Each entry below should be written out exactly as it is, with no pictures.

— Start Source records —

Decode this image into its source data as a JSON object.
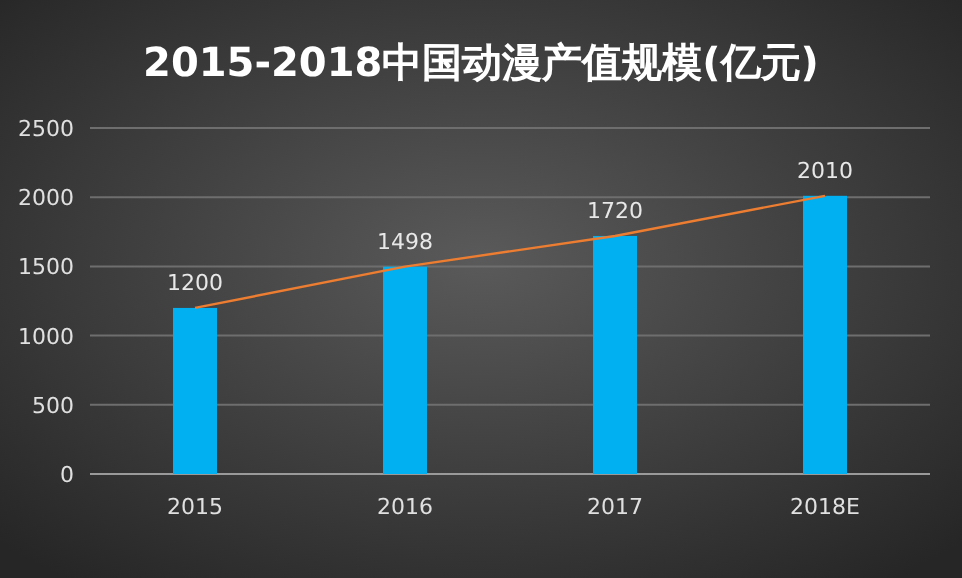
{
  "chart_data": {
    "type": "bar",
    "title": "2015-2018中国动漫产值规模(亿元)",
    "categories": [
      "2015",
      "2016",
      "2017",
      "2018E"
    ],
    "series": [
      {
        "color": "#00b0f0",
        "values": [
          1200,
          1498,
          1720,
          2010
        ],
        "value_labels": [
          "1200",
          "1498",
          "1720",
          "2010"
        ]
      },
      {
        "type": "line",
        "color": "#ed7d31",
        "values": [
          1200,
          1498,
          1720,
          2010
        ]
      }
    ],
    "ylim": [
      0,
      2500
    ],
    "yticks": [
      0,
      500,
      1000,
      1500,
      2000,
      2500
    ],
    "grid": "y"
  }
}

— End Source records —

### Final answer
Decode this image into its source data as a JSON object.
{
  "chart_data": {
    "type": "bar",
    "title": "2015-2018中国动漫产值规模(亿元)",
    "categories": [
      "2015",
      "2016",
      "2017",
      "2018E"
    ],
    "series": [
      {
        "color": "#00b0f0",
        "values": [
          1200,
          1498,
          1720,
          2010
        ],
        "value_labels": [
          "1200",
          "1498",
          "1720",
          "2010"
        ]
      },
      {
        "type": "line",
        "color": "#ed7d31",
        "values": [
          1200,
          1498,
          1720,
          2010
        ]
      }
    ],
    "ylim": [
      0,
      2500
    ],
    "yticks": [
      0,
      500,
      1000,
      1500,
      2000,
      2500
    ],
    "grid": "y"
  }
}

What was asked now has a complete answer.